**STATED EXERCISE**
Which lines in the records below contain the word "Functional"? Copy each of them.

--- START GIVEN ENTRIES ---

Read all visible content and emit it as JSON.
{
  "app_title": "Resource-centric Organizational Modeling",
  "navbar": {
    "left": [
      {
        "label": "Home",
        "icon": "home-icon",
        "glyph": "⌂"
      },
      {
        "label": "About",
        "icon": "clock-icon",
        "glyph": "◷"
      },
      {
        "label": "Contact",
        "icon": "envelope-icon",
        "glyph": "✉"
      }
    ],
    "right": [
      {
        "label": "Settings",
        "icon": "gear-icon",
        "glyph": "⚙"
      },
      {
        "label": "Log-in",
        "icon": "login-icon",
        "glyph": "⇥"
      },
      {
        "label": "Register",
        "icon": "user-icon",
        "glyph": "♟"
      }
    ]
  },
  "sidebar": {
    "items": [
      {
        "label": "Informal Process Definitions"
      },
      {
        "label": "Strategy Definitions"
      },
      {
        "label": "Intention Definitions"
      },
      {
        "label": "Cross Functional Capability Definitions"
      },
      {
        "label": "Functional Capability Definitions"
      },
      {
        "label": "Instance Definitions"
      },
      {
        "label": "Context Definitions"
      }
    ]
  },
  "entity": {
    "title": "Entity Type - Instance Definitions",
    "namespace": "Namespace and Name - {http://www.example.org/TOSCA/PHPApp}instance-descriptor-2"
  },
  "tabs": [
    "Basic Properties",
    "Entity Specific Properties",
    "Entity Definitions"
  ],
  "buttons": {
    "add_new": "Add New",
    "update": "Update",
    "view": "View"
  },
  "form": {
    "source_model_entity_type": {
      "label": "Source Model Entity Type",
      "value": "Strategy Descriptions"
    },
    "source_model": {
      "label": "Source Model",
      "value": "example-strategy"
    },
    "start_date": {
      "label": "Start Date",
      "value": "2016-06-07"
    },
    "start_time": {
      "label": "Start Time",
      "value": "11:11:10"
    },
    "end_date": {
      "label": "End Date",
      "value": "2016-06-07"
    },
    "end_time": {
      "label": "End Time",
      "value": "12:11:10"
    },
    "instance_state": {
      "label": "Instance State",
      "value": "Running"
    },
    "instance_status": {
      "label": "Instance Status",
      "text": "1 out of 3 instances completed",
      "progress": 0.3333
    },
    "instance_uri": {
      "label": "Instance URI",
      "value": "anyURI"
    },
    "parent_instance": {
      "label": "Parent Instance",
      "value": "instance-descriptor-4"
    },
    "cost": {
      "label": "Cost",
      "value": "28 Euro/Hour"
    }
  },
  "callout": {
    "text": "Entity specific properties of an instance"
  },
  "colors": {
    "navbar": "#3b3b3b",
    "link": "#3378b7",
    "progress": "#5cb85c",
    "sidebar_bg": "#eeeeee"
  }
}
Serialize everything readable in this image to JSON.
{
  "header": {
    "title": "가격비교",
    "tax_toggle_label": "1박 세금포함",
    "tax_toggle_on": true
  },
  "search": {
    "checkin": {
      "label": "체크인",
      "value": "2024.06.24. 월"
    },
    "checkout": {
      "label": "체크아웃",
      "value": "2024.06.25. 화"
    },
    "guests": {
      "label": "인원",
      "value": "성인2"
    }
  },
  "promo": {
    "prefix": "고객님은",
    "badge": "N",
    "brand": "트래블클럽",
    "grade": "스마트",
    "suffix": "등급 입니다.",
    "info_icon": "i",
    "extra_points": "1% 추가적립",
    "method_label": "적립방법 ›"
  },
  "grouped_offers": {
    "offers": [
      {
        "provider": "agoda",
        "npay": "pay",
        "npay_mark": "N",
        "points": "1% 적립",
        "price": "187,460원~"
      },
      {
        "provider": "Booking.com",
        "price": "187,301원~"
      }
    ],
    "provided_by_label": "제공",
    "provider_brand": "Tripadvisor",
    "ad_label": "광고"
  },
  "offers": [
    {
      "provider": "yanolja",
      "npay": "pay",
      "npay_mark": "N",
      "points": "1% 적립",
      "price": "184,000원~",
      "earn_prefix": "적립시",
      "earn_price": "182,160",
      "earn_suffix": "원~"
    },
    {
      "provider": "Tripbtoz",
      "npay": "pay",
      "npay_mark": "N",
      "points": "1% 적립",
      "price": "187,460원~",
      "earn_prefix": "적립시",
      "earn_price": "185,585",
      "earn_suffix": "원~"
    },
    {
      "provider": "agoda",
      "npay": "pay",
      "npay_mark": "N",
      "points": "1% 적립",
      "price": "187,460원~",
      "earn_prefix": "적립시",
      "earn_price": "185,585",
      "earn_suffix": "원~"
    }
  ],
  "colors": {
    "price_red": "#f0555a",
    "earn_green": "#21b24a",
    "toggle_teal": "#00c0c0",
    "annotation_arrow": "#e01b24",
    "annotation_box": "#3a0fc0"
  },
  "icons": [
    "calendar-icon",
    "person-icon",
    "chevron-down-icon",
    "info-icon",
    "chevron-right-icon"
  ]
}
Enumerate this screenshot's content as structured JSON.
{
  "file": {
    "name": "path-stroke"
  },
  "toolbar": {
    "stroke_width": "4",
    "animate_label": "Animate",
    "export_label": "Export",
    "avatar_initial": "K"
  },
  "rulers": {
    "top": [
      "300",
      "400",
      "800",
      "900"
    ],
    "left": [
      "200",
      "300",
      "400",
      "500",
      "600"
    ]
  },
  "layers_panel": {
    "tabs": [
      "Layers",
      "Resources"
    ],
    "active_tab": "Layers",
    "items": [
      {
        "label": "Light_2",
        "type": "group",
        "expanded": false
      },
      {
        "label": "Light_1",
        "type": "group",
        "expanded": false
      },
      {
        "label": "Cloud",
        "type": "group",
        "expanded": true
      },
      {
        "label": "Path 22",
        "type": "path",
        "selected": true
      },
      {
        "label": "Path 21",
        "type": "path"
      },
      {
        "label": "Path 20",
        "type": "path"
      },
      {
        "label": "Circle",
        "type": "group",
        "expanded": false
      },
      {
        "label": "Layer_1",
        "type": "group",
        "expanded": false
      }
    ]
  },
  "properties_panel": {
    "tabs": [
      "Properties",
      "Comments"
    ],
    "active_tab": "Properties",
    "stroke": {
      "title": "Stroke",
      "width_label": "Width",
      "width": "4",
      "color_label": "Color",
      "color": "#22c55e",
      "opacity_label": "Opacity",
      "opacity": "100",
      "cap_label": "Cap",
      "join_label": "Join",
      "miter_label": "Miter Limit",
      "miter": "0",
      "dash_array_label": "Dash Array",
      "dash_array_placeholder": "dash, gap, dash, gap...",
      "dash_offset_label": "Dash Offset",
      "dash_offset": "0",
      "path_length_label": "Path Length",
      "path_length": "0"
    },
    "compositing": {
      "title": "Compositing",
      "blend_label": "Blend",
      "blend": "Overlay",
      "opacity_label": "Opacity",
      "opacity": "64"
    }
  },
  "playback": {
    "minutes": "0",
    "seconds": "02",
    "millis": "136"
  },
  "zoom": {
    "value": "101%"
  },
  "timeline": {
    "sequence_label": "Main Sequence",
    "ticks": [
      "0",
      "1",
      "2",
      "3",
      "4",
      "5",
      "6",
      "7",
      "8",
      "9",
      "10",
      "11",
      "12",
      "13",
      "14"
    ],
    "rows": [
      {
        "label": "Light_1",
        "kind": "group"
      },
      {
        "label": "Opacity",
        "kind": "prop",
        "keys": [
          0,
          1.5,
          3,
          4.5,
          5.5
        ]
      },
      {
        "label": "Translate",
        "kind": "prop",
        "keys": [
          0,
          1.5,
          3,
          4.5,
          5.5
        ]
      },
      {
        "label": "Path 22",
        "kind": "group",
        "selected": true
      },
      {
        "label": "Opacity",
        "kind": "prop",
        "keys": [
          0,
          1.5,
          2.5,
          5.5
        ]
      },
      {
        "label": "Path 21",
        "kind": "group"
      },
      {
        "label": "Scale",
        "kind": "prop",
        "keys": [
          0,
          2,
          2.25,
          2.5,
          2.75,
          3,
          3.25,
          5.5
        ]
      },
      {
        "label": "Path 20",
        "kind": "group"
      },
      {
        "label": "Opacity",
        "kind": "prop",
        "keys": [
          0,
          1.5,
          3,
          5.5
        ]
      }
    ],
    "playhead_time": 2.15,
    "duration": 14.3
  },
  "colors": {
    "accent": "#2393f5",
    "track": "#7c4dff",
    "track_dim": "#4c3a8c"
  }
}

--- END GIVEN ENTRIES ---

**PROBLEM SOLUTION**
        "label": "Cross Functional Capability Definitions"
        "label": "Functional Capability Definitions"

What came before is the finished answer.